RECORDS SUPPLIED -
☆ ☆ ☆
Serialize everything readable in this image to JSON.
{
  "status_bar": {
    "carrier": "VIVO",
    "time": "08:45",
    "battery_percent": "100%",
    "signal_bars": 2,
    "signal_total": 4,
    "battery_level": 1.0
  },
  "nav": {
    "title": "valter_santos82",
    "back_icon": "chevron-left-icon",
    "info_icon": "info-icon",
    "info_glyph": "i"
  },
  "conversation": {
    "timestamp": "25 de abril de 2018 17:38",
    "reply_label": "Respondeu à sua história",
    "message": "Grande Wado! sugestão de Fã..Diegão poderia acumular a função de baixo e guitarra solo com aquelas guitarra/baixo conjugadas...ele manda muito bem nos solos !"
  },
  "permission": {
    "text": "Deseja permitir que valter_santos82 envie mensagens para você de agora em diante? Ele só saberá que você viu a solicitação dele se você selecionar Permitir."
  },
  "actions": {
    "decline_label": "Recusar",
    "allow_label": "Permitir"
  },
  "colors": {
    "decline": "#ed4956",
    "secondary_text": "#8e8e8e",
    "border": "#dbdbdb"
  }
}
☆ ☆ ☆
STATED PROBLEM - Reproduce the listing in full. Keep it exactly as written.

CORRECT RESULT -
Serialize everything readable in this image to JSON.
{
  "status_bar": {
    "carrier": "VIVO",
    "time": "08:45",
    "battery_percent": "100%",
    "signal_bars": 2,
    "signal_total": 4,
    "battery_level": 1.0
  },
  "nav": {
    "title": "valter_santos82",
    "back_icon": "chevron-left-icon",
    "info_icon": "info-icon",
    "info_glyph": "i"
  },
  "conversation": {
    "timestamp": "25 de abril de 2018 17:38",
    "reply_label": "Respondeu à sua história",
    "message": "Grande Wado! sugestão de Fã..Diegão poderia acumular a função de baixo e guitarra solo com aquelas guitarra/baixo conjugadas...ele manda muito bem nos solos !"
  },
  "permission": {
    "text": "Deseja permitir que valter_santos82 envie mensagens para você de agora em diante? Ele só saberá que você viu a solicitação dele se você selecionar Permitir."
  },
  "actions": {
    "decline_label": "Recusar",
    "allow_label": "Permitir"
  },
  "colors": {
    "decline": "#ed4956",
    "secondary_text": "#8e8e8e",
    "border": "#dbdbdb"
  }
}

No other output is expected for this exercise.